_Written task_: Copy each line that contains the string "title".

_Dataset entries_:
※ ※ ※

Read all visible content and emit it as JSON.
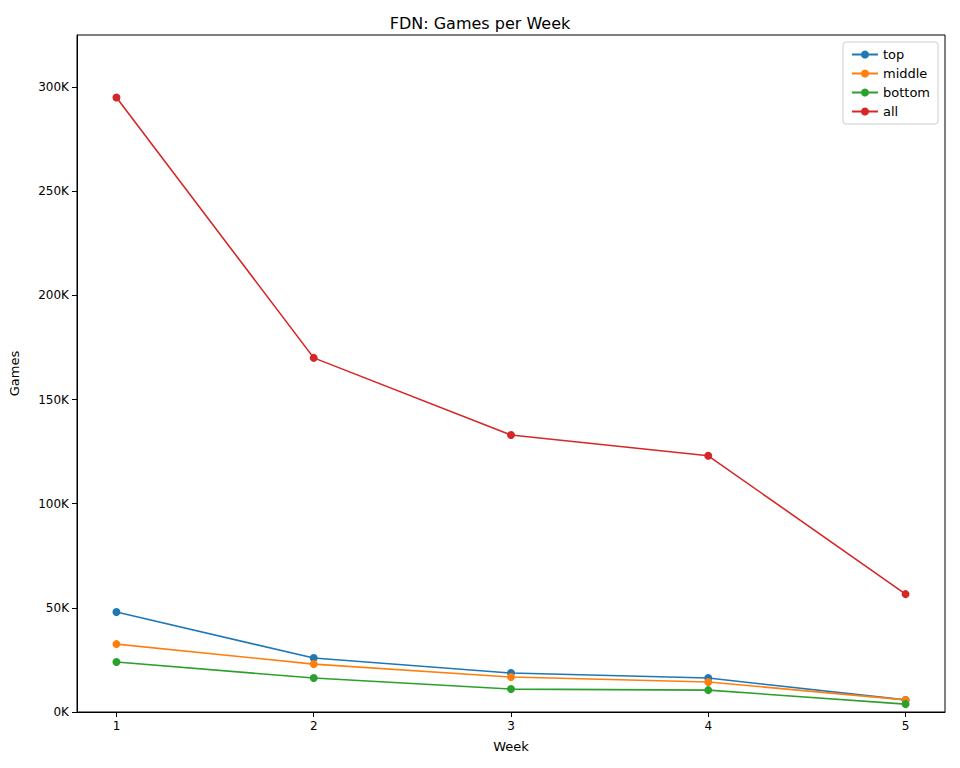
{
  "chart_data": {
    "type": "line",
    "title": "FDN: Games per Week",
    "x_label": "Week",
    "y_label": "Games",
    "x": [
      1,
      2,
      3,
      4,
      5
    ],
    "series": [
      {
        "name": "top",
        "color": "#1f77b4",
        "marker": "circle",
        "values": [
          48000,
          25900,
          18700,
          16300,
          5800
        ]
      },
      {
        "name": "middle",
        "color": "#ff7f0e",
        "marker": "circle",
        "values": [
          32600,
          23000,
          16800,
          14400,
          5800
        ]
      },
      {
        "name": "bottom",
        "color": "#2ca02c",
        "marker": "circle",
        "values": [
          24000,
          16300,
          11000,
          10500,
          3800
        ]
      },
      {
        "name": "all",
        "color": "#d62728",
        "marker": "circle",
        "values": [
          295000,
          170000,
          133000,
          123000,
          56600
        ]
      }
    ],
    "xlim": [
      0.8,
      5.2
    ],
    "xticks": [
      1,
      2,
      3,
      4,
      5
    ],
    "ylim": [
      0,
      325000
    ],
    "yticks": [
      {
        "value": 0,
        "label": "0K"
      },
      {
        "value": 50000,
        "label": "50K"
      },
      {
        "value": 100000,
        "label": "100K"
      },
      {
        "value": 150000,
        "label": "150K"
      },
      {
        "value": 200000,
        "label": "200K"
      },
      {
        "value": 250000,
        "label": "250K"
      },
      {
        "value": 300000,
        "label": "300K"
      }
    ],
    "grid": false,
    "legend": "upper right"
  }
}
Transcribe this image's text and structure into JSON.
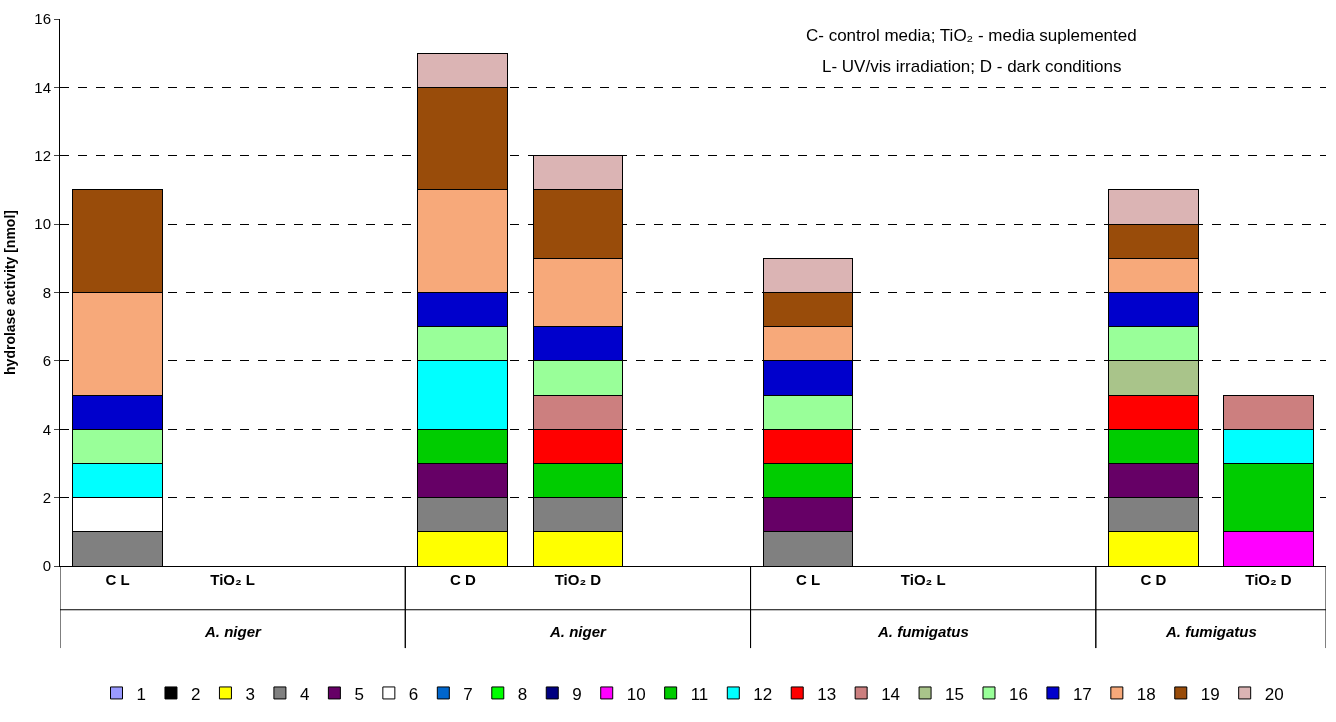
{
  "chart_data": {
    "type": "bar",
    "stacked": true,
    "ylabel": "hydrolase activity [nmol]",
    "categories": [
      "C L",
      "TiO₂ L",
      null,
      "C D",
      "TiO₂ D",
      null,
      "C L",
      "TiO₂ L",
      null,
      "C D",
      "TiO₂ D"
    ],
    "ylim": [
      0,
      16
    ],
    "yticks": [
      0,
      2,
      4,
      6,
      8,
      10,
      12,
      14,
      16
    ],
    "grid": "y",
    "legend": "bottom",
    "annotations": [
      "C- control media; TiO₂ - media suplemented",
      "L- UV/vis irradiation; D - dark conditions",
      "A. niger",
      "A. niger",
      "A. fumigatus",
      "A. fumigatus"
    ],
    "series": [
      {
        "name": "1",
        "color": "#9999ff",
        "values": [
          null,
          null,
          null,
          null,
          null,
          null,
          null,
          null,
          null,
          null,
          null
        ]
      },
      {
        "name": "2",
        "color": "#000000",
        "values": [
          null,
          null,
          null,
          null,
          null,
          null,
          null,
          null,
          null,
          null,
          null
        ]
      },
      {
        "name": "3",
        "color": "#ffff00",
        "values": [
          null,
          null,
          null,
          1,
          1,
          null,
          null,
          null,
          null,
          1,
          null
        ]
      },
      {
        "name": "4",
        "color": "#808080",
        "values": [
          1,
          null,
          null,
          1,
          1,
          null,
          1,
          null,
          null,
          1,
          null
        ]
      },
      {
        "name": "5",
        "color": "#660066",
        "values": [
          null,
          null,
          null,
          1,
          null,
          null,
          1,
          null,
          null,
          1,
          null
        ]
      },
      {
        "name": "6",
        "color": "#ffffff",
        "values": [
          1,
          null,
          null,
          null,
          null,
          null,
          null,
          null,
          null,
          null,
          null
        ]
      },
      {
        "name": "7",
        "color": "#0066cc",
        "values": [
          null,
          null,
          null,
          null,
          null,
          null,
          null,
          null,
          null,
          null,
          null
        ]
      },
      {
        "name": "8",
        "color": "#00ff00",
        "values": [
          null,
          null,
          null,
          null,
          null,
          null,
          null,
          null,
          null,
          null,
          null
        ]
      },
      {
        "name": "9",
        "color": "#000080",
        "values": [
          null,
          null,
          null,
          null,
          null,
          null,
          null,
          null,
          null,
          null,
          null
        ]
      },
      {
        "name": "10",
        "color": "#ff00ff",
        "values": [
          null,
          null,
          null,
          null,
          null,
          null,
          null,
          null,
          null,
          null,
          1
        ]
      },
      {
        "name": "11",
        "color": "#00cc00",
        "values": [
          null,
          null,
          null,
          1,
          1,
          null,
          1,
          null,
          null,
          1,
          2
        ]
      },
      {
        "name": "12",
        "color": "#00ffff",
        "values": [
          1,
          null,
          null,
          2,
          null,
          null,
          null,
          null,
          null,
          null,
          1
        ]
      },
      {
        "name": "13",
        "color": "#ff0000",
        "values": [
          null,
          null,
          null,
          null,
          1,
          null,
          1,
          null,
          null,
          1,
          null
        ]
      },
      {
        "name": "14",
        "color": "#cc7f7f",
        "values": [
          null,
          null,
          null,
          null,
          1,
          null,
          null,
          null,
          null,
          null,
          1
        ]
      },
      {
        "name": "15",
        "color": "#a9c48a",
        "values": [
          null,
          null,
          null,
          null,
          null,
          null,
          null,
          null,
          null,
          1,
          null
        ]
      },
      {
        "name": "16",
        "color": "#99ff99",
        "values": [
          1,
          null,
          null,
          1,
          1,
          null,
          1,
          null,
          null,
          1,
          null
        ]
      },
      {
        "name": "17",
        "color": "#0000cc",
        "values": [
          1,
          null,
          null,
          1,
          1,
          null,
          1,
          null,
          null,
          1,
          null
        ]
      },
      {
        "name": "18",
        "color": "#f7a97a",
        "values": [
          3,
          null,
          null,
          3,
          2,
          null,
          1,
          null,
          null,
          1,
          null
        ]
      },
      {
        "name": "19",
        "color": "#994c0a",
        "values": [
          3,
          null,
          null,
          3,
          2,
          null,
          1,
          null,
          null,
          1,
          null
        ]
      },
      {
        "name": "20",
        "color": "#dbb4b4",
        "values": [
          null,
          null,
          null,
          1,
          1,
          null,
          1,
          null,
          null,
          1,
          null
        ]
      }
    ]
  }
}
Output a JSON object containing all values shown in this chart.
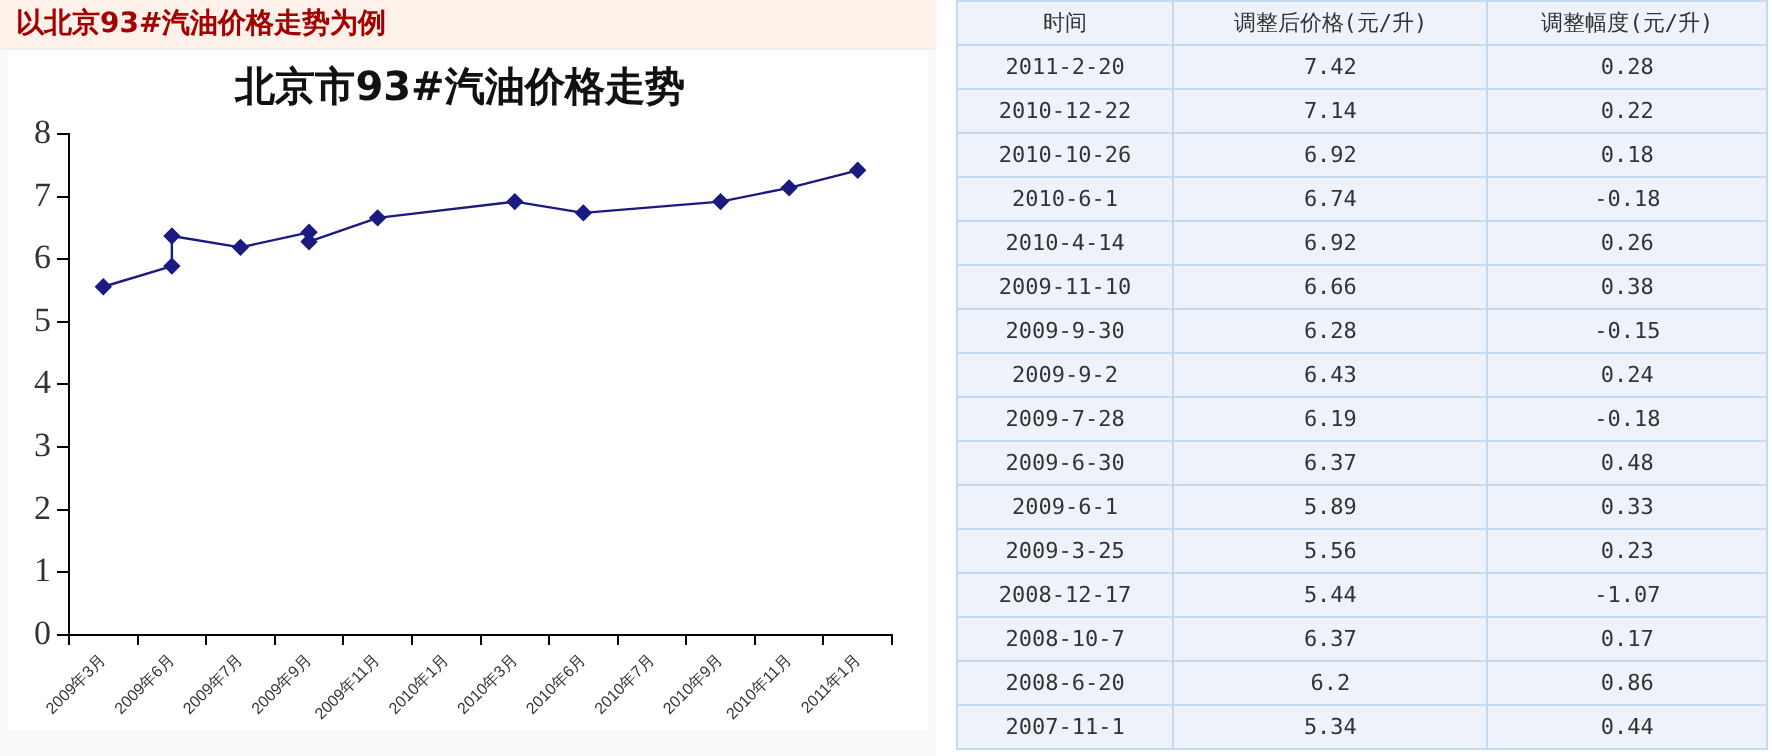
{
  "chart_data": [
    {
      "type": "line",
      "title": "北京市93#汽油价格走势",
      "annotations": [
        "以北京93#汽油价格走势为例"
      ],
      "categories": [
        "2009年3月",
        "2009年6月",
        "2009年7月",
        "2009年9月",
        "2009年11月",
        "2010年1月",
        "2010年3月",
        "2010年6月",
        "2010年7月",
        "2010年9月",
        "2010年11月",
        "2011年1月"
      ],
      "series": [
        {
          "color": "#1a1a80",
          "x": [
            "2009年3月",
            "2009年6月",
            "2009年6月",
            "2009年7月",
            "2009年9月",
            "2009年9月",
            "2009年11月",
            "2010年3月",
            "2010年6月",
            "2010年9月",
            "2010年11月",
            "2011年1月"
          ],
          "values": [
            5.56,
            5.89,
            6.37,
            6.19,
            6.43,
            6.28,
            6.66,
            6.92,
            6.74,
            6.92,
            7.14,
            7.42
          ]
        }
      ],
      "ylim": [
        0,
        8
      ],
      "yticks": [
        0,
        1,
        2,
        3,
        4,
        5,
        6,
        7,
        8
      ],
      "grid": false,
      "legend": false,
      "marker": "diamond",
      "line_style": "solid"
    },
    {
      "type": "other",
      "annotations": [
        "时间",
        "调整后价格(元/升)",
        "调整幅度(元/升)",
        "2011-2-20",
        "7.42",
        "0.28",
        "2010-12-22",
        "7.14",
        "0.22",
        "2010-10-26",
        "6.92",
        "0.18",
        "2010-6-1",
        "6.74",
        "-0.18",
        "2010-4-14",
        "6.92",
        "0.26",
        "2009-11-10",
        "6.66",
        "0.38",
        "2009-9-30",
        "6.28",
        "-0.15",
        "2009-9-2",
        "6.43",
        "0.24",
        "2009-7-28",
        "6.19",
        "-0.18",
        "2009-6-30",
        "6.37",
        "0.48",
        "2009-6-1",
        "5.89",
        "0.33",
        "2009-3-25",
        "5.56",
        "0.23",
        "2008-12-17",
        "5.44",
        "-1.07",
        "2008-10-7",
        "6.37",
        "0.17",
        "2008-6-20",
        "6.2",
        "0.86",
        "2007-11-1",
        "5.34",
        "0.44"
      ]
    }
  ]
}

※ ※ ※

_Correct response_:
    "title": "FDN: Games per Week",
      "title": "北京市93#汽油价格走势",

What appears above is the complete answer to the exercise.